» Problem details
Count every line of the material that holds the string "Σαρακηνῶν". Respond with the total only.

» Entries taken from a collection
============

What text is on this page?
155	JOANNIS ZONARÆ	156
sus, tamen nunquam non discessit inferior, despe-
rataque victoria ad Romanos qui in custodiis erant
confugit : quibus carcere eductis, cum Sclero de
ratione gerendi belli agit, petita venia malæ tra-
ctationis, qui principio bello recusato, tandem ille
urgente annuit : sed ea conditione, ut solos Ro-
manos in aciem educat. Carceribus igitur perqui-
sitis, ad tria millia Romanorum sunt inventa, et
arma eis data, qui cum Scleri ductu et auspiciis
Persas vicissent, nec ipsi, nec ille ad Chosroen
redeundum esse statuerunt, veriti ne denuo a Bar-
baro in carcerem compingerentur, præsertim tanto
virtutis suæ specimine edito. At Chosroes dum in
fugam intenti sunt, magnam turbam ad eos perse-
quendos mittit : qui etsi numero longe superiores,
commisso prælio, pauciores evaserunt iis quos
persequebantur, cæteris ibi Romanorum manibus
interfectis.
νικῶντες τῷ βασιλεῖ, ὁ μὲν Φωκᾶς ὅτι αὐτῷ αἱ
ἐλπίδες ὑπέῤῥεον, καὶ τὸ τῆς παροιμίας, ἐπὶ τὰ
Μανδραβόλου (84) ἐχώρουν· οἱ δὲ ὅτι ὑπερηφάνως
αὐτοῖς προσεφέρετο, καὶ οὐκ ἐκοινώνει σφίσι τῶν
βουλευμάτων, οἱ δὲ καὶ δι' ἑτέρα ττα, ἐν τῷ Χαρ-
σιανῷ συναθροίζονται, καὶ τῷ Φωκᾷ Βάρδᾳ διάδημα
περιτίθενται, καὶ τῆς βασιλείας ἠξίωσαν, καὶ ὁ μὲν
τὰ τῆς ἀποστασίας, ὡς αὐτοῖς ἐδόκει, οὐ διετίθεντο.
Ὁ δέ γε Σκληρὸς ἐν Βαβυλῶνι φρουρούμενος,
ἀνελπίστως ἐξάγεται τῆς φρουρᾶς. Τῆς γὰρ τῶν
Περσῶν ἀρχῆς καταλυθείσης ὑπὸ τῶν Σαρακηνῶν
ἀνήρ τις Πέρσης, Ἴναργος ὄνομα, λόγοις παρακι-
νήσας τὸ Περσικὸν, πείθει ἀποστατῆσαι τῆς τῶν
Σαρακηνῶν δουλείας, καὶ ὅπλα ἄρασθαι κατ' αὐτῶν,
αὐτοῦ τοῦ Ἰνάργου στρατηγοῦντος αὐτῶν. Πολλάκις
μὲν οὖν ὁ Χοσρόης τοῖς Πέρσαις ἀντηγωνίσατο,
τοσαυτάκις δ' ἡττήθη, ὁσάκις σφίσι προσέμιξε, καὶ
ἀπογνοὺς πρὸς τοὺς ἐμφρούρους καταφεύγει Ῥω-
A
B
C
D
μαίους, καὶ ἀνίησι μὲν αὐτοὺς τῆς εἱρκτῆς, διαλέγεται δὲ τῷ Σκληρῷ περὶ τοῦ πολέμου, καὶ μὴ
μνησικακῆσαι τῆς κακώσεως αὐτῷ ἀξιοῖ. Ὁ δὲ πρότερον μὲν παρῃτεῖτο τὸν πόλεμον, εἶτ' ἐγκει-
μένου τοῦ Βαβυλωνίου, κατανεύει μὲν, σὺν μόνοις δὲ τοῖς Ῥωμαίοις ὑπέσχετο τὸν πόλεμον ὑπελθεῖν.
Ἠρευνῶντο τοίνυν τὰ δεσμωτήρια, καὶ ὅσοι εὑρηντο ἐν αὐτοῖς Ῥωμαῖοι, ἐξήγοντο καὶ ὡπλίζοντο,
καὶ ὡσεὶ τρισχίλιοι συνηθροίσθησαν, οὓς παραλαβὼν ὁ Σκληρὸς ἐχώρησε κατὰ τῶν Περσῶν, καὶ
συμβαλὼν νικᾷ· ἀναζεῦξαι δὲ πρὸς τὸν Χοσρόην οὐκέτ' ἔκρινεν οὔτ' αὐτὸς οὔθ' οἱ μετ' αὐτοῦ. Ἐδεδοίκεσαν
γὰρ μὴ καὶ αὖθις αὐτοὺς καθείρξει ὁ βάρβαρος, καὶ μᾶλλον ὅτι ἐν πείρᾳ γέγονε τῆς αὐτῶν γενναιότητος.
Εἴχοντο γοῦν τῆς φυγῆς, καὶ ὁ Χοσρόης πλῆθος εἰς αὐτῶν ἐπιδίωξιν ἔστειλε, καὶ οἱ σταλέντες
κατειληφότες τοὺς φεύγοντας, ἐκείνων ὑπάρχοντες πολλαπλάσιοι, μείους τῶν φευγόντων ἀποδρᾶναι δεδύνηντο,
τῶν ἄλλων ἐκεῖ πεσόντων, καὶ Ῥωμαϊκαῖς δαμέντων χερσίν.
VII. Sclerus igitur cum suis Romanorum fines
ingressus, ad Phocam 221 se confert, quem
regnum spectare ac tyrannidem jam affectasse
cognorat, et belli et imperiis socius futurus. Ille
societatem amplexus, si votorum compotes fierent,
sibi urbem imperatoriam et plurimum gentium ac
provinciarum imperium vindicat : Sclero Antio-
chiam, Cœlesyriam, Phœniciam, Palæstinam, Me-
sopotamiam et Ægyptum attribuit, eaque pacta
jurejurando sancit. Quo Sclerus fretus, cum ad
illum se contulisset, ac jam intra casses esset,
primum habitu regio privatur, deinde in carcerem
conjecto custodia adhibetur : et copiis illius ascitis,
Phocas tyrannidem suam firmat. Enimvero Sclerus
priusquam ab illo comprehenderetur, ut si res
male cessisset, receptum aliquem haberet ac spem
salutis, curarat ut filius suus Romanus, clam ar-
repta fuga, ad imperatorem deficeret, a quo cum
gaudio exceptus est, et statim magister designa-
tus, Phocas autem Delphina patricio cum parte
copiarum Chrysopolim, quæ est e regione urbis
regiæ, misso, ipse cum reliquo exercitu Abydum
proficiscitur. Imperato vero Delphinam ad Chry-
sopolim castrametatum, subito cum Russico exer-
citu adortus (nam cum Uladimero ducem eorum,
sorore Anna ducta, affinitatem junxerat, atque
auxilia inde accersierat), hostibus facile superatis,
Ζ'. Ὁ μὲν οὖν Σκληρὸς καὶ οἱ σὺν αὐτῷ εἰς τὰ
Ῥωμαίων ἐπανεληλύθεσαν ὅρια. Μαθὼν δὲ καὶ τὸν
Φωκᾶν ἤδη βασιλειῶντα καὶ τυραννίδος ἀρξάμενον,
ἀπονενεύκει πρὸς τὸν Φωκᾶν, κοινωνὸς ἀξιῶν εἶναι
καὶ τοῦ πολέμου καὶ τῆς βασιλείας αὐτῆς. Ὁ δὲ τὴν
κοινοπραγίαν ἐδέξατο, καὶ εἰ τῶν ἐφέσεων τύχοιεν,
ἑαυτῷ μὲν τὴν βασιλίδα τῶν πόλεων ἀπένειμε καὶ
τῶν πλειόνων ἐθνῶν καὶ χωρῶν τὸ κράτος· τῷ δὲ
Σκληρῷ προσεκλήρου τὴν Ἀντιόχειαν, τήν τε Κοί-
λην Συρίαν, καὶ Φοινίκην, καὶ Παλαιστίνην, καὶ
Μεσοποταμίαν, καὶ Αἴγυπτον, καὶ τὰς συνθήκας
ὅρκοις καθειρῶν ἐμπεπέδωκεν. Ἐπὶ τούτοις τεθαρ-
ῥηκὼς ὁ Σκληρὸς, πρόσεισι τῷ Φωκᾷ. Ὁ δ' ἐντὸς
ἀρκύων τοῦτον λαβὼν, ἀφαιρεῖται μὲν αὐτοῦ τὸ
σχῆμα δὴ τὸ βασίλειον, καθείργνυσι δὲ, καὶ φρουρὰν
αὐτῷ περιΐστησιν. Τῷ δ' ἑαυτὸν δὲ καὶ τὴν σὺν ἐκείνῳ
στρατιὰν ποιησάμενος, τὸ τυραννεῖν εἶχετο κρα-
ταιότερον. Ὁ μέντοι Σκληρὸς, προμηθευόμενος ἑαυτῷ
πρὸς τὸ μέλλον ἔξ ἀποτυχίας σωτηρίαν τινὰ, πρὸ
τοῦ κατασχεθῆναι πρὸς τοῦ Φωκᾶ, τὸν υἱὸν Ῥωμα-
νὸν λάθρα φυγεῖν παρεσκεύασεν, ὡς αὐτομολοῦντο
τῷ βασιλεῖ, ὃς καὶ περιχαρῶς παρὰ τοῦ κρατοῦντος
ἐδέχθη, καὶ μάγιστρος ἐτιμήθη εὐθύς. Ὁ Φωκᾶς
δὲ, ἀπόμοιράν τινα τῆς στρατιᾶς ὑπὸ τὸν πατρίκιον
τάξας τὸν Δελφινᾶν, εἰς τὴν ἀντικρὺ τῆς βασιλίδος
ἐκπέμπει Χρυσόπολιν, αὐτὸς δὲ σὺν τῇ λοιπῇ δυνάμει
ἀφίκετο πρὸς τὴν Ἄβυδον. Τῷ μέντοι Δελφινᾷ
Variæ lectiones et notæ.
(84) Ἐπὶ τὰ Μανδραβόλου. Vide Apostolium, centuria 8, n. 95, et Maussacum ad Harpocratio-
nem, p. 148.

============

» The solution
2